| What to produce |
Extract the records from the line containing "scoreboard-right-text: 4 2" through the line containing "name-row: BCCI xyxy=(81,14,139,31)", both included, and reproduce those lines verbatim.

| Source data |
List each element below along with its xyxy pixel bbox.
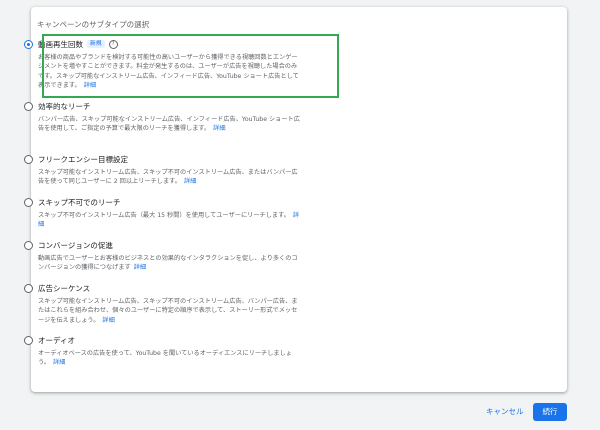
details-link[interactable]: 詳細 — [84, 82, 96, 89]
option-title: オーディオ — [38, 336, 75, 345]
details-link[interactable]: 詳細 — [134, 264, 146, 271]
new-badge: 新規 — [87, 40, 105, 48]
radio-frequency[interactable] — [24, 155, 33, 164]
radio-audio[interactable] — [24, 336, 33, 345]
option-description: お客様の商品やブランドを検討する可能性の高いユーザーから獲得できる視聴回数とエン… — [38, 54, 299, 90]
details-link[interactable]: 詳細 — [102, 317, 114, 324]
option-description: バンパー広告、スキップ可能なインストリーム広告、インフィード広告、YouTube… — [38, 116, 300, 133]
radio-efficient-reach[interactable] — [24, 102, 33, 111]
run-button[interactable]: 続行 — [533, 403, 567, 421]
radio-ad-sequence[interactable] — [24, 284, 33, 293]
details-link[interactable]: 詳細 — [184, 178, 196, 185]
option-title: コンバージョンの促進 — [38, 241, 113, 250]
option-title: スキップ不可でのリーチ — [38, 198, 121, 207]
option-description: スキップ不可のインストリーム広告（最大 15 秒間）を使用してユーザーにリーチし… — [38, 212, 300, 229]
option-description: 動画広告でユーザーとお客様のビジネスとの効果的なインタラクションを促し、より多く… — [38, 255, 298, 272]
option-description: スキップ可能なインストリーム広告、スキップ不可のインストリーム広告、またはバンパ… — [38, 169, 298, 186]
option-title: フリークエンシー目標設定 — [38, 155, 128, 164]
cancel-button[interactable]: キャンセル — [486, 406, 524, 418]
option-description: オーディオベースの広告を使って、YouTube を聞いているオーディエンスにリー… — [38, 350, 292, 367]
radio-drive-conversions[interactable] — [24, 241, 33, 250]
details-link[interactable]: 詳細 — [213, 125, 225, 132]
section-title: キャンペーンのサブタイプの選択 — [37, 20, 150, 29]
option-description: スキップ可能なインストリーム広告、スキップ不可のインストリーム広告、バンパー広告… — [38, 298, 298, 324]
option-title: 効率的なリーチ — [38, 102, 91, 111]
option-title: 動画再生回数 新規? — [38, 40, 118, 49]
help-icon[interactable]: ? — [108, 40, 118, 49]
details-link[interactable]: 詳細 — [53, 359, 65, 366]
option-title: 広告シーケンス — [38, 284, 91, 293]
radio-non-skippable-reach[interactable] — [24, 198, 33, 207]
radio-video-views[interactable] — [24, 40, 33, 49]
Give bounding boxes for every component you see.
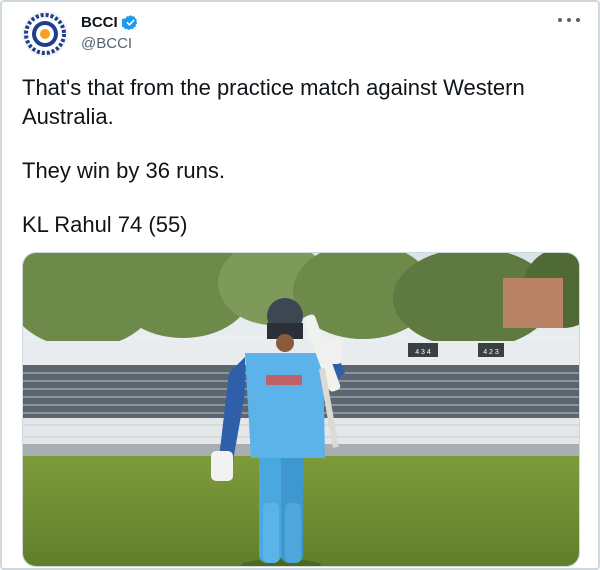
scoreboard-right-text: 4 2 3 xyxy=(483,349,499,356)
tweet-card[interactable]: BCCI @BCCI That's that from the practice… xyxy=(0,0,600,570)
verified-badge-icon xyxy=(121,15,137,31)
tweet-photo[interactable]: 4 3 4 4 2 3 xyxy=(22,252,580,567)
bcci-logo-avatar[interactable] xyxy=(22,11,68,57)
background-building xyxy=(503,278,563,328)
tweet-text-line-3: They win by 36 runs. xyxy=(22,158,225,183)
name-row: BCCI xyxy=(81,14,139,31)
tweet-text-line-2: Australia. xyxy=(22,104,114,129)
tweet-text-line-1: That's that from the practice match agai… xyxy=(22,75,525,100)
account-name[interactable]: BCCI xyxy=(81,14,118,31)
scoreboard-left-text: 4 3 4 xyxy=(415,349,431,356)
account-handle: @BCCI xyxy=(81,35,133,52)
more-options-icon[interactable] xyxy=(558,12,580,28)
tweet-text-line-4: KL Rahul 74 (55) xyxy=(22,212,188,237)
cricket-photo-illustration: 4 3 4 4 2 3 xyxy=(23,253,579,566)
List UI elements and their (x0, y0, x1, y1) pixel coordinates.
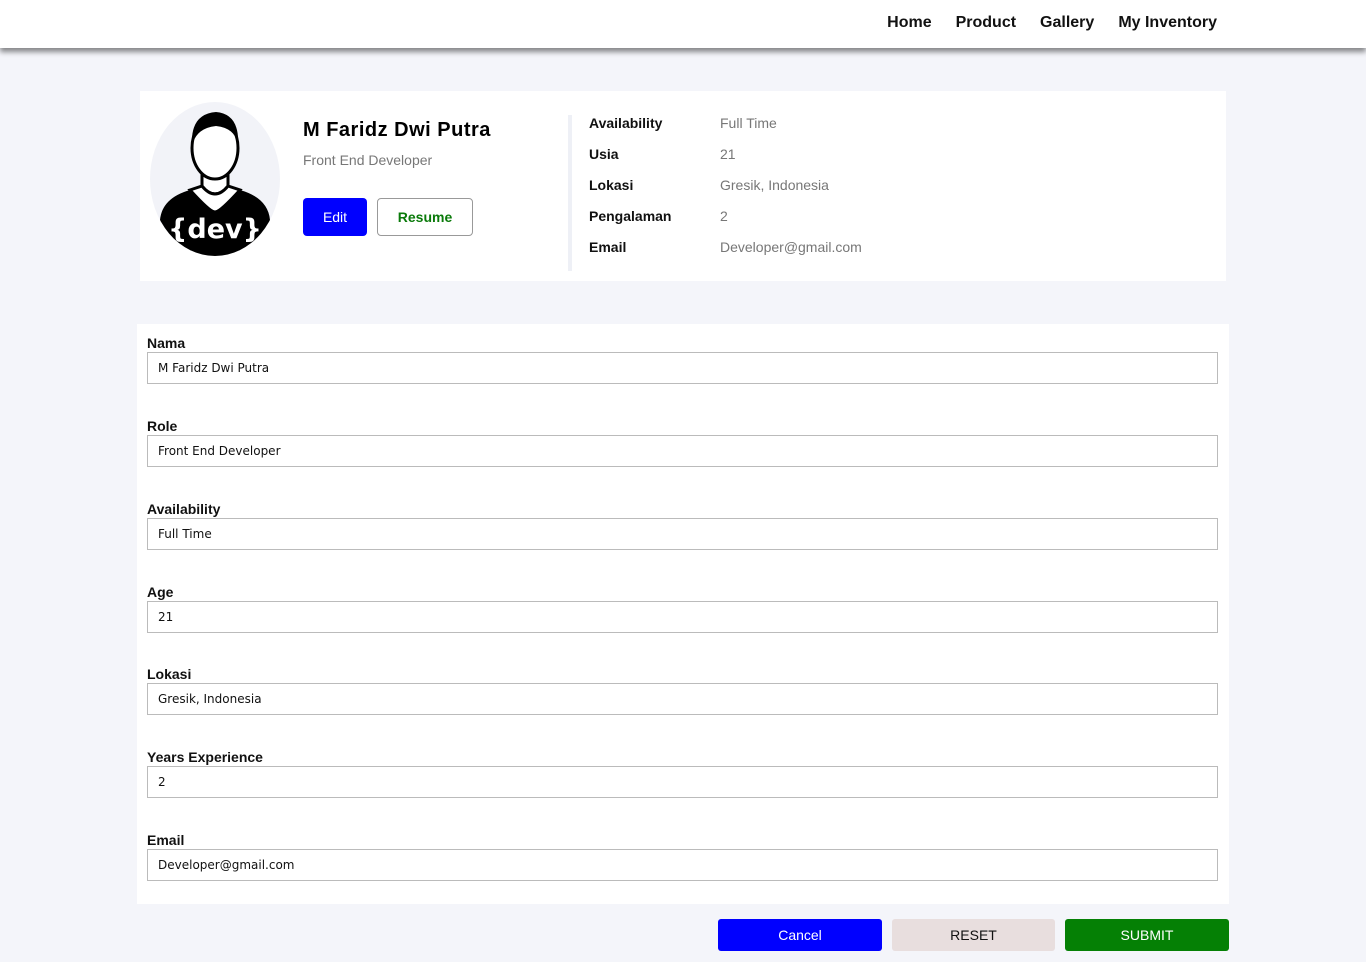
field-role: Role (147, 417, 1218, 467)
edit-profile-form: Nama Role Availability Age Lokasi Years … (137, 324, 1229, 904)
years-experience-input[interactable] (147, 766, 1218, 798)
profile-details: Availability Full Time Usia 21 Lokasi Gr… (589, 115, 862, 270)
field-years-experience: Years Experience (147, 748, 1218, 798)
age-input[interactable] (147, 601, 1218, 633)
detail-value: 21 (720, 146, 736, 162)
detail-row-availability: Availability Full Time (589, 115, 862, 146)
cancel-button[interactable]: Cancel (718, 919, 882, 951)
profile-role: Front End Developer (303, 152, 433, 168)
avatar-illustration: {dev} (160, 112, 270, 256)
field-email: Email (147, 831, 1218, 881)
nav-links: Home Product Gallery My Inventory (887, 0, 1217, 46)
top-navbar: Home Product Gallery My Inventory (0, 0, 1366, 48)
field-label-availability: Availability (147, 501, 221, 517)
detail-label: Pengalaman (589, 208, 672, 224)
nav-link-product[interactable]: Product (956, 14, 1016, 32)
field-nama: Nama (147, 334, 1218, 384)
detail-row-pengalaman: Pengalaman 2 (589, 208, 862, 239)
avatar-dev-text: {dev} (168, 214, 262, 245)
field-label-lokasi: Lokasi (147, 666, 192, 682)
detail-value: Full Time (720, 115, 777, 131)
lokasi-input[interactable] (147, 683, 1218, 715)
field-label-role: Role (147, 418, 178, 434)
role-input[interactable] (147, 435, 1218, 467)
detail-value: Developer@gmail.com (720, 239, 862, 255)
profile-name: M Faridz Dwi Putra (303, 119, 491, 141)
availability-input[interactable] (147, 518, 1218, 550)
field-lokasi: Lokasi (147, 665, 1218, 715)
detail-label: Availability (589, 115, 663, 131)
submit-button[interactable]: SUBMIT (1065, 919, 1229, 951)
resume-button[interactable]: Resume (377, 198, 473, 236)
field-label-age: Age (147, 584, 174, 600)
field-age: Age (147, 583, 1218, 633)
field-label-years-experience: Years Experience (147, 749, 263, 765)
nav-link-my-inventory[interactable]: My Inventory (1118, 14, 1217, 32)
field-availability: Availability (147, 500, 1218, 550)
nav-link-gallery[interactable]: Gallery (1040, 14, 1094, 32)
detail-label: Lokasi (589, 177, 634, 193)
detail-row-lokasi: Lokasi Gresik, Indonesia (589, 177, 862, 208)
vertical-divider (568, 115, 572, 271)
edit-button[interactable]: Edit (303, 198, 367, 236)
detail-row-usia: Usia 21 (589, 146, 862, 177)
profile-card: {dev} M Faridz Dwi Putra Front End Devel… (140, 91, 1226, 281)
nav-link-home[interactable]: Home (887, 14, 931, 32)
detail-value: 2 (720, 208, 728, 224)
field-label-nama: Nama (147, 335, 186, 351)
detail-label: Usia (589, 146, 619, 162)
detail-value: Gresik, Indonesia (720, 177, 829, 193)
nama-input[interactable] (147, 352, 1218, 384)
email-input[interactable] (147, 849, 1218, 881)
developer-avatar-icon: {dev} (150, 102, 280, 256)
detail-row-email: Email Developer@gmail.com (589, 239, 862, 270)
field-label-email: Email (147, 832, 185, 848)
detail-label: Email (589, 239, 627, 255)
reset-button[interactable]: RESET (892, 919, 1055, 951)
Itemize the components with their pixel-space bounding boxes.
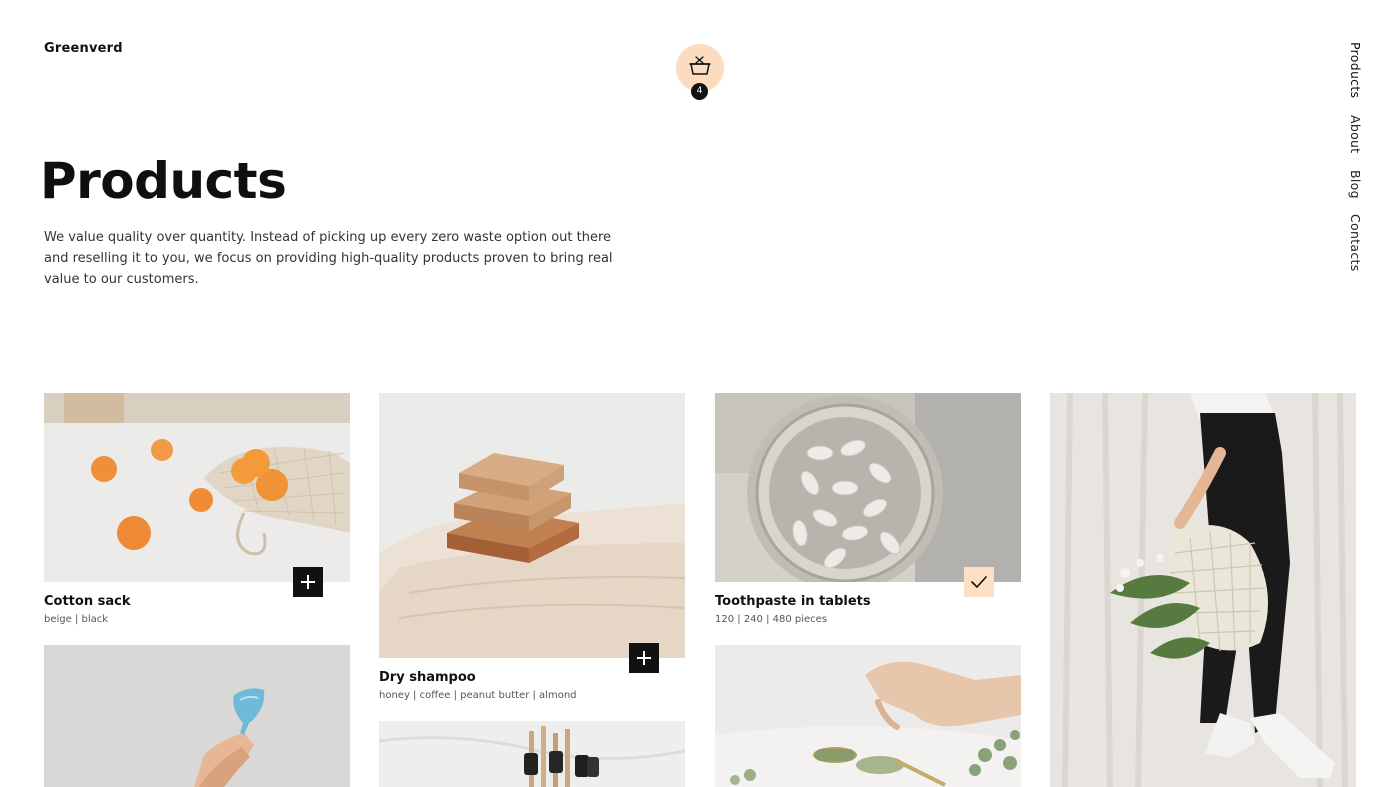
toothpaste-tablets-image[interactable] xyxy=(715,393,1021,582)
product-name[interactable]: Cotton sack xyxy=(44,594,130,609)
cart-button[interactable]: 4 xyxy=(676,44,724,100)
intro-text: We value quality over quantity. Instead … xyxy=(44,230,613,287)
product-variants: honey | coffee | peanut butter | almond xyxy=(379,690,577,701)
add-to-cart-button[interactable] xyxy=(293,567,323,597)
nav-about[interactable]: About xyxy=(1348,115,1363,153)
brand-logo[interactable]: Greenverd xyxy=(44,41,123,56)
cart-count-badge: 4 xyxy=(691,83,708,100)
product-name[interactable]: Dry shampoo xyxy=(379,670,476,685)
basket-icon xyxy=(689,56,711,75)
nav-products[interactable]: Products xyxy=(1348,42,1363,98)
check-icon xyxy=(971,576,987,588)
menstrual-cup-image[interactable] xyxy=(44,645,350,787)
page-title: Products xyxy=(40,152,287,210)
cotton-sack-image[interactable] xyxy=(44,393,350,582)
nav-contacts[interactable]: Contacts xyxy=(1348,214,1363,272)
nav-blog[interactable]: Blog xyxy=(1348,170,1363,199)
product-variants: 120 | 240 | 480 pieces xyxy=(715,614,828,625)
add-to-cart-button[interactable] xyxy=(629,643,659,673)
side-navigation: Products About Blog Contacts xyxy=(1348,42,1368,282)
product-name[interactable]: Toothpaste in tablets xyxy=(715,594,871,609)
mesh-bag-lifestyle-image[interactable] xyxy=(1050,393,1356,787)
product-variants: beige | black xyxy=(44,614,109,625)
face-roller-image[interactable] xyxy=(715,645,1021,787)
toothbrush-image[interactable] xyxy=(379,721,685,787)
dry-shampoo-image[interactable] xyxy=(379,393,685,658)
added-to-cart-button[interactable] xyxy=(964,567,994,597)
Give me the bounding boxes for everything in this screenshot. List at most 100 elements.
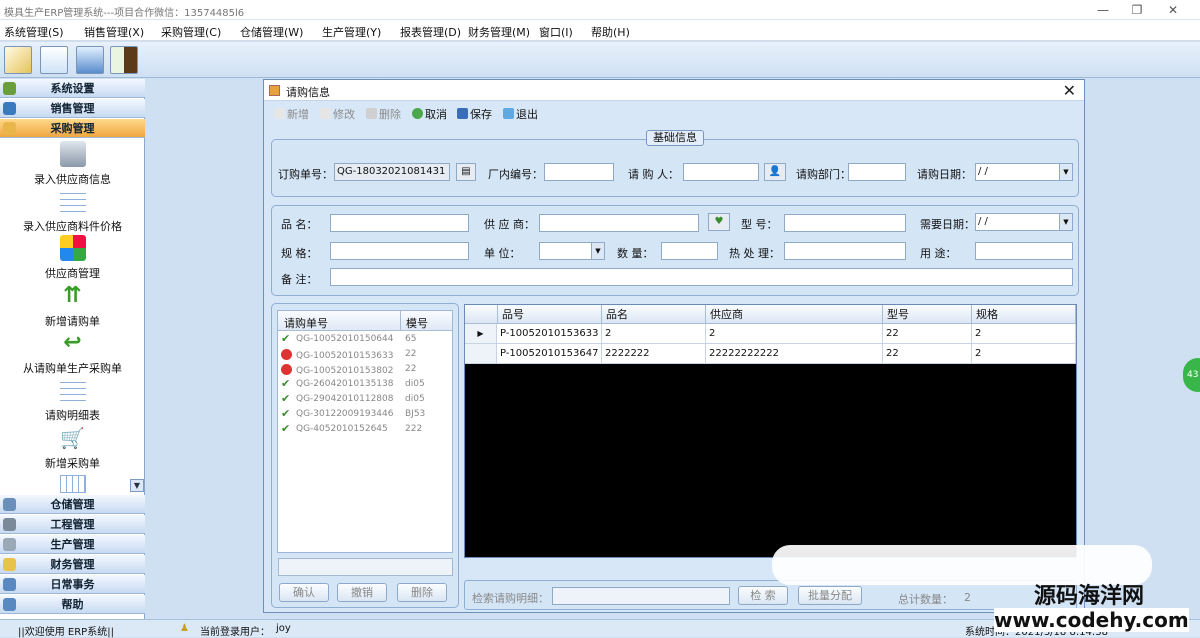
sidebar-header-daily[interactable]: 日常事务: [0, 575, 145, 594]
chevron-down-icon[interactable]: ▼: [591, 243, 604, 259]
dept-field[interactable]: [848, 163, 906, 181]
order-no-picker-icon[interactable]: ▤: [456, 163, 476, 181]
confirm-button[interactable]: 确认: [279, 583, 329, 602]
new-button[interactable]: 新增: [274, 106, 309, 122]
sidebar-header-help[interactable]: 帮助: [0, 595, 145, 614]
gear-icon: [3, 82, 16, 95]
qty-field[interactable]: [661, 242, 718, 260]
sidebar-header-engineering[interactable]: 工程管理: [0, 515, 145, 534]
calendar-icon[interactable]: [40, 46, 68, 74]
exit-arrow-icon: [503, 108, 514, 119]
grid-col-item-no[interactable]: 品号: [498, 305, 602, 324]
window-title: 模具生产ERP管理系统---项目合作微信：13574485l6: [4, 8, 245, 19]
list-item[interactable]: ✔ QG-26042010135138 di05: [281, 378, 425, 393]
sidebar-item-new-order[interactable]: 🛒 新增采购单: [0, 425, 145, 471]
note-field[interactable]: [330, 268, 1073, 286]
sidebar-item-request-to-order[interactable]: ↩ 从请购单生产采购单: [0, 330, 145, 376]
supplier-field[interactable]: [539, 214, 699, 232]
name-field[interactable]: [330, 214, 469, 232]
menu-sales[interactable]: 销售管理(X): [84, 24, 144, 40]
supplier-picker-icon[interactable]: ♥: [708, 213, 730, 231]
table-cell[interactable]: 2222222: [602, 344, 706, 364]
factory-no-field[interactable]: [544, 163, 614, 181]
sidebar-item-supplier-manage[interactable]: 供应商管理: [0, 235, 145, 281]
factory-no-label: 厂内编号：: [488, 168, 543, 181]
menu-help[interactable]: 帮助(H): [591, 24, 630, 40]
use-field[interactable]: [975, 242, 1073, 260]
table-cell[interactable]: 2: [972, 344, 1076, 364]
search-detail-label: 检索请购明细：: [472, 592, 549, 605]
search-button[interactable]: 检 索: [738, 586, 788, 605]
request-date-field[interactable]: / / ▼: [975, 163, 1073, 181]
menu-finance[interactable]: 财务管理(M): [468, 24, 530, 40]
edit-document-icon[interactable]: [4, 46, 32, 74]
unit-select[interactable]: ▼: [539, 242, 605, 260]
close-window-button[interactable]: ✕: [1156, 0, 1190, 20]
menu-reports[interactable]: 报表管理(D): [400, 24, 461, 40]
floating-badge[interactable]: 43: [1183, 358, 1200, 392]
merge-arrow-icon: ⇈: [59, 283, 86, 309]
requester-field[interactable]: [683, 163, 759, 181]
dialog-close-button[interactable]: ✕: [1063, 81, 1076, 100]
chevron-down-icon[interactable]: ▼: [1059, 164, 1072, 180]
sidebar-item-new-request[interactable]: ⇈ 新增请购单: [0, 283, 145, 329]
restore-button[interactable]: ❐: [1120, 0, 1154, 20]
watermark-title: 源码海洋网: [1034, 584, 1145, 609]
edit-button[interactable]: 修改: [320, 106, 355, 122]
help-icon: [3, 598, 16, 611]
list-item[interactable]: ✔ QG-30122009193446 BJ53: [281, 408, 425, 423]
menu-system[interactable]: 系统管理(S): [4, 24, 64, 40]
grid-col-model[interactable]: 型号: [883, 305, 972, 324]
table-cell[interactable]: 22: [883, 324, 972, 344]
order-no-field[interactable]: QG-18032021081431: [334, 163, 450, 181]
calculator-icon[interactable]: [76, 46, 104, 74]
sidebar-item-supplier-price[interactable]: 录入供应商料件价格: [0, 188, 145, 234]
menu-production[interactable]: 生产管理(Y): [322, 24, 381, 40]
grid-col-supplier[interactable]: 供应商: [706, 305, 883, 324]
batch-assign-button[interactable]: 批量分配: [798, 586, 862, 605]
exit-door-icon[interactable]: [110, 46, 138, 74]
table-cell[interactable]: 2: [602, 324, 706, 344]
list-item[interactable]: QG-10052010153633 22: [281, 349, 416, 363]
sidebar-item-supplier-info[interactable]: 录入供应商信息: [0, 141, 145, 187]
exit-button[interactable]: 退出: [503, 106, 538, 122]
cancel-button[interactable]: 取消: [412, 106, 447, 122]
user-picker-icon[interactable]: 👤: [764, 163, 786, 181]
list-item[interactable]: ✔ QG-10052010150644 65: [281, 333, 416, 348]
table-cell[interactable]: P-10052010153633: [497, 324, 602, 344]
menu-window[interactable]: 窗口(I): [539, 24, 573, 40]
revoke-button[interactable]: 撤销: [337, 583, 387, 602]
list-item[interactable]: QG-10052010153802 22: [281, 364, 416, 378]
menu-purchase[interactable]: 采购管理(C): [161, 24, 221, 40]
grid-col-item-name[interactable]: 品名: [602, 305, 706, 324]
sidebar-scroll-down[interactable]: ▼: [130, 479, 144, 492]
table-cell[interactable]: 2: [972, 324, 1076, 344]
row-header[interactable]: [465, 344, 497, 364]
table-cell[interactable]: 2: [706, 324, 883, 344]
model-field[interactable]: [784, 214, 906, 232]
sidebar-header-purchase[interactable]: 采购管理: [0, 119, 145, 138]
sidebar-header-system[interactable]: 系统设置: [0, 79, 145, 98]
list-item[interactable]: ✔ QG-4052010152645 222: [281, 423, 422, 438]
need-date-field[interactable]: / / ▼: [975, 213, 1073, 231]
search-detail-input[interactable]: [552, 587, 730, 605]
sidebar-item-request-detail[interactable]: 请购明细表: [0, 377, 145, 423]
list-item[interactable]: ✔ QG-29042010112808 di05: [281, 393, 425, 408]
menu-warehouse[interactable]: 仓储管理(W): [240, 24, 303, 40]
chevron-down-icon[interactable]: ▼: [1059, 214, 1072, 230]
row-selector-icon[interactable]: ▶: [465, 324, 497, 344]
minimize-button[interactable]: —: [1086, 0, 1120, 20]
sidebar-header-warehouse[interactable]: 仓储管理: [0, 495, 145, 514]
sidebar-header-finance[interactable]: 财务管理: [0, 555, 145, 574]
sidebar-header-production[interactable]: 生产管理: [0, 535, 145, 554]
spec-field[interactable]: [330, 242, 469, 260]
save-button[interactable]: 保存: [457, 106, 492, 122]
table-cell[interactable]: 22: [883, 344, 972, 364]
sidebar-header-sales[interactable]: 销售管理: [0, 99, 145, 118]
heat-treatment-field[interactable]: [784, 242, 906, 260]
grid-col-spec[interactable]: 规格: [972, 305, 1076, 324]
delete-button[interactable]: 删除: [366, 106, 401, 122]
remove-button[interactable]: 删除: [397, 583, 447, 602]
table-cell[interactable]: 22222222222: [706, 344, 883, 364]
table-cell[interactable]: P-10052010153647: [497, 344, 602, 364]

| Right answer |
scoreboard-right-text: 4 2 3 xyxy=(483,349,499,356)
tweet-card[interactable]: BCCI @BCCI That's that from the practice… xyxy=(0,0,600,570)
verified-badge-icon xyxy=(121,15,137,31)
tweet-photo[interactable]: 4 3 4 4 2 3 xyxy=(22,252,580,567)
bcci-logo-avatar[interactable] xyxy=(22,11,68,57)
background-building xyxy=(503,278,563,328)
tweet-text-line-3: They win by 36 runs. xyxy=(22,158,225,183)
name-row: BCCI xyxy=(81,14,139,31)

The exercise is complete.